Data records:
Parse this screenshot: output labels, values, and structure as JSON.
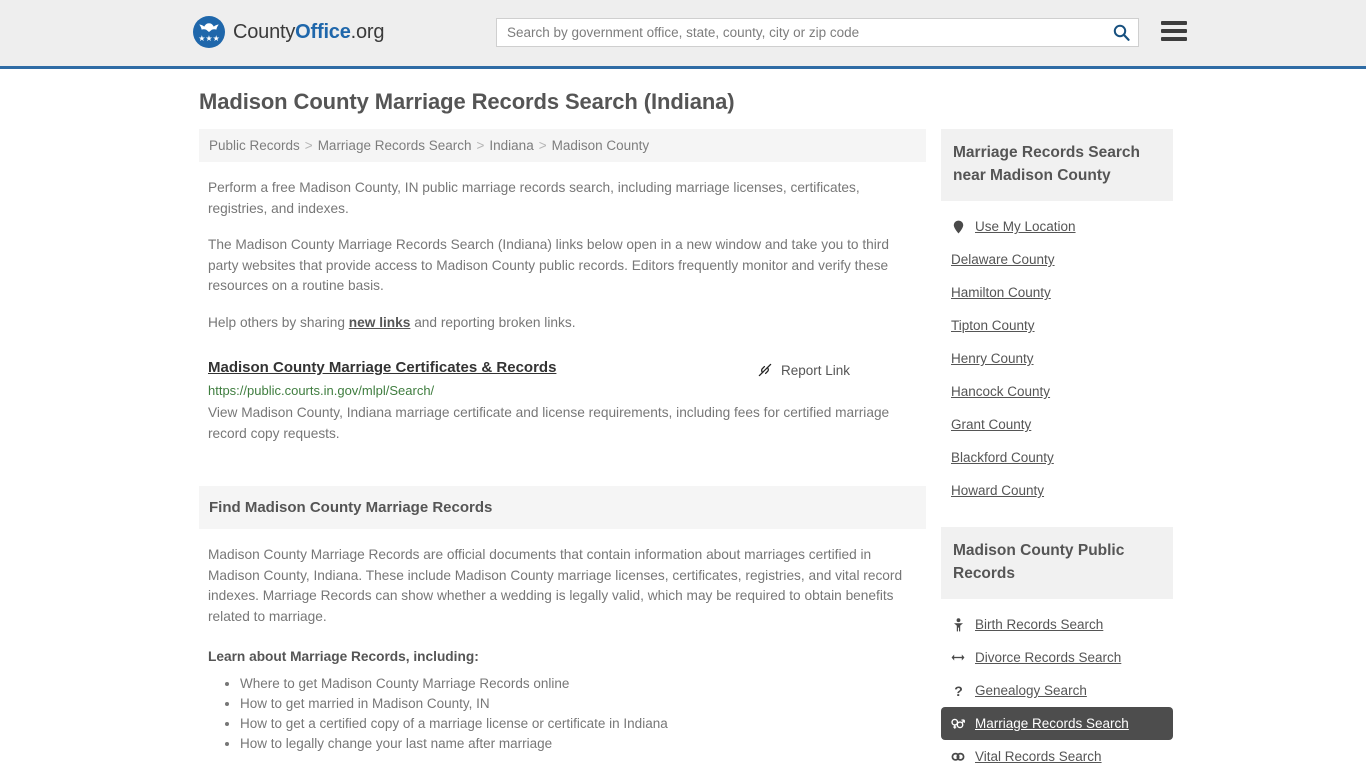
{
  "header": {
    "logo": {
      "part1": "County",
      "part2": "Office",
      "part3": ".org",
      "stars": "★★★"
    },
    "search": {
      "placeholder": "Search by government office, state, county, city or zip code",
      "value": "",
      "search_icon": "search-icon"
    },
    "menu_icon": "hamburger-menu-icon",
    "accent_color": "#2f6ca5"
  },
  "page": {
    "title": "Madison County Marriage Records Search (Indiana)"
  },
  "breadcrumb": {
    "separator": ">",
    "items": [
      "Public Records",
      "Marriage Records Search",
      "Indiana",
      "Madison County"
    ]
  },
  "intro": {
    "p1": "Perform a free Madison County, IN public marriage records search, including marriage licenses, certificates, registries, and indexes.",
    "p2": "The Madison County Marriage Records Search (Indiana) links below open in a new window and take you to third party websites that provide access to Madison County public records. Editors frequently monitor and verify these resources on a routine basis.",
    "p3_before": "Help others by sharing ",
    "p3_link": "new links",
    "p3_after": " and reporting broken links."
  },
  "result": {
    "title": "Madison County Marriage Certificates & Records",
    "report_label": "Report Link",
    "report_icon": "broken-link-icon",
    "url": "https://public.courts.in.gov/mlpl/Search/",
    "url_color": "#3f7d3f",
    "description": "View Madison County, Indiana marriage certificate and license requirements, including fees for certified marriage record copy requests."
  },
  "find_section": {
    "heading": "Find Madison County Marriage Records",
    "body": "Madison County Marriage Records are official documents that contain information about marriages certified in Madison County, Indiana. These include Madison County marriage licenses, certificates, registries, and vital record indexes. Marriage Records can show whether a wedding is legally valid, which may be required to obtain benefits related to marriage.",
    "learn_heading": "Learn about Marriage Records, including:",
    "learn_items": [
      "Where to get Madison County Marriage Records online",
      "How to get married in Madison County, IN",
      "How to get a certified copy of a marriage license or certificate in Indiana",
      "How to legally change your last name after marriage"
    ]
  },
  "sidebar": {
    "nearby": {
      "heading": "Marriage Records Search near Madison County",
      "items": [
        {
          "label": "Use My Location",
          "icon": "map-pin-icon"
        },
        {
          "label": "Delaware County",
          "icon": ""
        },
        {
          "label": "Hamilton County",
          "icon": ""
        },
        {
          "label": "Tipton County",
          "icon": ""
        },
        {
          "label": "Henry County",
          "icon": ""
        },
        {
          "label": "Hancock County",
          "icon": ""
        },
        {
          "label": "Grant County",
          "icon": ""
        },
        {
          "label": "Blackford County",
          "icon": ""
        },
        {
          "label": "Howard County",
          "icon": ""
        }
      ]
    },
    "public_records": {
      "heading": "Madison County Public Records",
      "highlight_color": "#4d4d4d",
      "items": [
        {
          "label": "Birth Records Search",
          "icon": "baby-icon",
          "active": false
        },
        {
          "label": "Divorce Records Search",
          "icon": "left-right-arrow-icon",
          "active": false
        },
        {
          "label": "Genealogy Search",
          "icon": "question-mark-icon",
          "active": false
        },
        {
          "label": "Marriage Records Search",
          "icon": "gender-symbols-icon",
          "active": true
        },
        {
          "label": "Vital Records Search",
          "icon": "rings-icon",
          "active": false
        }
      ]
    }
  }
}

Required work: Leave out the pictures and reproduce the rest of the listing exactly.

Answer to this task:
Parse this screenshot: output labels, values, and structure as JSON.
{
  "header": {
    "logo": {
      "part1": "County",
      "part2": "Office",
      "part3": ".org",
      "stars": "★★★"
    },
    "search": {
      "placeholder": "Search by government office, state, county, city or zip code",
      "value": "",
      "search_icon": "search-icon"
    },
    "menu_icon": "hamburger-menu-icon",
    "accent_color": "#2f6ca5"
  },
  "page": {
    "title": "Madison County Marriage Records Search (Indiana)"
  },
  "breadcrumb": {
    "separator": ">",
    "items": [
      "Public Records",
      "Marriage Records Search",
      "Indiana",
      "Madison County"
    ]
  },
  "intro": {
    "p1": "Perform a free Madison County, IN public marriage records search, including marriage licenses, certificates, registries, and indexes.",
    "p2": "The Madison County Marriage Records Search (Indiana) links below open in a new window and take you to third party websites that provide access to Madison County public records. Editors frequently monitor and verify these resources on a routine basis.",
    "p3_before": "Help others by sharing ",
    "p3_link": "new links",
    "p3_after": " and reporting broken links."
  },
  "result": {
    "title": "Madison County Marriage Certificates & Records",
    "report_label": "Report Link",
    "report_icon": "broken-link-icon",
    "url": "https://public.courts.in.gov/mlpl/Search/",
    "url_color": "#3f7d3f",
    "description": "View Madison County, Indiana marriage certificate and license requirements, including fees for certified marriage record copy requests."
  },
  "find_section": {
    "heading": "Find Madison County Marriage Records",
    "body": "Madison County Marriage Records are official documents that contain information about marriages certified in Madison County, Indiana. These include Madison County marriage licenses, certificates, registries, and vital record indexes. Marriage Records can show whether a wedding is legally valid, which may be required to obtain benefits related to marriage.",
    "learn_heading": "Learn about Marriage Records, including:",
    "learn_items": [
      "Where to get Madison County Marriage Records online",
      "How to get married in Madison County, IN",
      "How to get a certified copy of a marriage license or certificate in Indiana",
      "How to legally change your last name after marriage"
    ]
  },
  "sidebar": {
    "nearby": {
      "heading": "Marriage Records Search near Madison County",
      "items": [
        {
          "label": "Use My Location",
          "icon": "map-pin-icon"
        },
        {
          "label": "Delaware County",
          "icon": ""
        },
        {
          "label": "Hamilton County",
          "icon": ""
        },
        {
          "label": "Tipton County",
          "icon": ""
        },
        {
          "label": "Henry County",
          "icon": ""
        },
        {
          "label": "Hancock County",
          "icon": ""
        },
        {
          "label": "Grant County",
          "icon": ""
        },
        {
          "label": "Blackford County",
          "icon": ""
        },
        {
          "label": "Howard County",
          "icon": ""
        }
      ]
    },
    "public_records": {
      "heading": "Madison County Public Records",
      "highlight_color": "#4d4d4d",
      "items": [
        {
          "label": "Birth Records Search",
          "icon": "baby-icon",
          "active": false
        },
        {
          "label": "Divorce Records Search",
          "icon": "left-right-arrow-icon",
          "active": false
        },
        {
          "label": "Genealogy Search",
          "icon": "question-mark-icon",
          "active": false
        },
        {
          "label": "Marriage Records Search",
          "icon": "gender-symbols-icon",
          "active": true
        },
        {
          "label": "Vital Records Search",
          "icon": "rings-icon",
          "active": false
        }
      ]
    }
  }
}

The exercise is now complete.